== Trecho fornecido ==

Lá pelas tantas de Elao filmaço de Spike Jonze que levou o Oscar de roteiro original, Theodore (Joaquin Phoenix) conta que às vezes tem a sensação de que já experimentou todos os sentimentos possíveis e nunca mais vai provar algo novo outra vez, a não ser versões “menores” – ou reedições mal-acabadas e desatualizadas, diria Brás Cubas – das emoções que ele sentiu um dia. 

A fala é bonita, poética – como cada fotograma do longa, aliás – e pode sugerir que o passado de Theo foi abarrotado de altas aventuras, daquelas impossíveis de ser superadas até pelo Seu Indiana. Ainda assim, ou por isso mesmo, achei-a extraordinariamente triste, em especial considerando que saíra do coração de um sujeito que aparentemente beirava os quarenta anos e, portanto, talvez não tivesse chegado nem à metade da vida.
 
Confesso que deixei o cinema aliviado – meus eletros ainda não deram sinais tão graves de melancolia.

Não sei se porque minha biografia foi até agora indigna de adaptação cinematográfica ou mesmo de um Globo repórter, e eu ache que o melhor está por vir; não sei se porque meus neurônios, débis e loides demais, continuam acreditando em pasárgadas, wonderlands e afins; não sei se porque meu sistema operacional, guardadas as (in)devidas proporções, funciona meio que à Samantha, o aplicativo por quem Theo se apaixona e cujo desejo de aprender – e amar – só aumenta com o tempo.

===
== Entradas fornecidas ==

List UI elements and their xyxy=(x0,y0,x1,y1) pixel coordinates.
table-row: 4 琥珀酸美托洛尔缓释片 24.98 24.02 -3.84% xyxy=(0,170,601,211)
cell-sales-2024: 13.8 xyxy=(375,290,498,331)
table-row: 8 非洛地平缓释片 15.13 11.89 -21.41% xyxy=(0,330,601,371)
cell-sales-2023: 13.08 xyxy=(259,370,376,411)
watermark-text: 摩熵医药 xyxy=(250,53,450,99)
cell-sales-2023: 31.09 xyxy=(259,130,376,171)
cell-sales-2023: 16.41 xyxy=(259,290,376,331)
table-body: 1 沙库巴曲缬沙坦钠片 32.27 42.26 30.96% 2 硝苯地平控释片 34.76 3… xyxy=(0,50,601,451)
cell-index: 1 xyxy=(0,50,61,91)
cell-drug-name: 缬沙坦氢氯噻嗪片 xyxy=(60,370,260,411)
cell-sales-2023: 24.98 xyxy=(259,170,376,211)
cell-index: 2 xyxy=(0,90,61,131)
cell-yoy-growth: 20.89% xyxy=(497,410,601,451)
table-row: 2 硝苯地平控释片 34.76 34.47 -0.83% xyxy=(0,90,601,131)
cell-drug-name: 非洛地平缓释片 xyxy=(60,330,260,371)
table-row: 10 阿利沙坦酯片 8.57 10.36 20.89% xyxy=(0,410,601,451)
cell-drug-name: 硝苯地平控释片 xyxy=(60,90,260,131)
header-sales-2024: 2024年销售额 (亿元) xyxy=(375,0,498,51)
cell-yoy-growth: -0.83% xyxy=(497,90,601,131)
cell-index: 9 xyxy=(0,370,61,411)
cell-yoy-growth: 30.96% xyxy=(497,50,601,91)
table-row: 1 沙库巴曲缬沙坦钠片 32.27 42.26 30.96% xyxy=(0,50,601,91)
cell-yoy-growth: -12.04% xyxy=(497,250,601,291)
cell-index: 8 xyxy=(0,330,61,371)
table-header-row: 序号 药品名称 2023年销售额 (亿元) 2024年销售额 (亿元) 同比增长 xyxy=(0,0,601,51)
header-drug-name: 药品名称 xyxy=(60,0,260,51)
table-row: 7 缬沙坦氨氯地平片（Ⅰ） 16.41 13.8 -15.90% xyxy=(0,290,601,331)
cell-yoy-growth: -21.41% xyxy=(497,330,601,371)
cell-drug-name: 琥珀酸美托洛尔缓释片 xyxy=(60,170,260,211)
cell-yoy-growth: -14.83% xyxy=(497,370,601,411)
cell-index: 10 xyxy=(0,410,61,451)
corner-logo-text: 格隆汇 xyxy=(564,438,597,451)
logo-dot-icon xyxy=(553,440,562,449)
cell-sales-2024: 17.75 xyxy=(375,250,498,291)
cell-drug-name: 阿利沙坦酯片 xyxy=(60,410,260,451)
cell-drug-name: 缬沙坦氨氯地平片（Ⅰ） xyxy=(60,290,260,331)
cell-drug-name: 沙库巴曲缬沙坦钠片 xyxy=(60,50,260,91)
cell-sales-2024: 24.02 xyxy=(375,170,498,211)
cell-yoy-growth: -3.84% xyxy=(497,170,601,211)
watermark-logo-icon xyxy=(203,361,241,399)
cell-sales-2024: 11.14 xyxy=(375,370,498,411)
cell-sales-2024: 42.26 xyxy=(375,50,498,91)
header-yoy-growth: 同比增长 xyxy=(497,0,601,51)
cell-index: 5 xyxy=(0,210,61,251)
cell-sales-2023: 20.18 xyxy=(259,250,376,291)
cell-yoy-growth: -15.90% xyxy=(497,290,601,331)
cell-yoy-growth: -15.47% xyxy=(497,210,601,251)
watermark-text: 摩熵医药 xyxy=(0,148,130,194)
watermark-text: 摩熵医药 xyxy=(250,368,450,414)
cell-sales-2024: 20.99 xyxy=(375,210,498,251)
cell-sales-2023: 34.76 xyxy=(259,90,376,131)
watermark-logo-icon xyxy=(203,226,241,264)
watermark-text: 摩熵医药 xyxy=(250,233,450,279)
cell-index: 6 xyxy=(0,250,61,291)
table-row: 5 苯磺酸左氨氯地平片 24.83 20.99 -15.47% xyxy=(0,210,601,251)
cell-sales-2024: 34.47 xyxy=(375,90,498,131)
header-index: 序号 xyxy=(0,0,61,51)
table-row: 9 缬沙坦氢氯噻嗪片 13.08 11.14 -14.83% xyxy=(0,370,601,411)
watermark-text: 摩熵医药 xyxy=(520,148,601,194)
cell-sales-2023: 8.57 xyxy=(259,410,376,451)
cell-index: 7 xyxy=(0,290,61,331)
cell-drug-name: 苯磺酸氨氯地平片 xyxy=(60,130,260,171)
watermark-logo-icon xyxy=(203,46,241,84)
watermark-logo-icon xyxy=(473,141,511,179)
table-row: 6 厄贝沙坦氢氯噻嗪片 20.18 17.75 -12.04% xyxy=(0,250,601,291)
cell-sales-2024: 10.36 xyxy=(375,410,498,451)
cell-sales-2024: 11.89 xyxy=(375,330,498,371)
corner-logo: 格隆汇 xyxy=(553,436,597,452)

===

Instrução 1:
Segundo o texto sobre o filme de Spike Jonze, que prêmio o longa recebeu?
Instrução 2:
Transcreva do texto sobre o filme de Spike Jonze o segmento que vai de "Confesso que deixei" até "com o tempo.", incluindo ambos.
Instrução 3:
Condense o parágrafo do texto sobre o filme de Spike Jonze que começa com "A fala é bonita", mantendo suas informações principais.

Resultado final 1:
O Oscar de roteiro original.

Resultado final 2:
Confesso que deixei o cinema aliviado – meus eletros ainda não deram sinais tão graves de melancolia.

Não sei se porque minha biografia foi até agora indigna de adaptação cinematográfica ou mesmo de um Globo repórter, e eu ache que o melhor está por vir; não sei se porque meus neurônios, débis e loides demais, continuam acreditando em pasárgadas, wonderlands e afins; não sei se porque meu sistema operacional, guardadas as (in)devidas proporções, funciona meio que à Samantha, o aplicativo por quem Theo se apaixona e cujo desejo de aprender – e amar – só aumenta com o tempo.

Resultado final 3:
A fala, bela e poética como todo o longa, pode sugerir que Theo teve um passado repleto de grandes aventuras, insuperáveis até para o Seu Indiana. Mesmo assim, ou justamente por isso, pareceu-me extremamente triste, sobretudo por vir de alguém que aparentava uns quarenta anos e talvez nem tivesse chegado à metade da vida.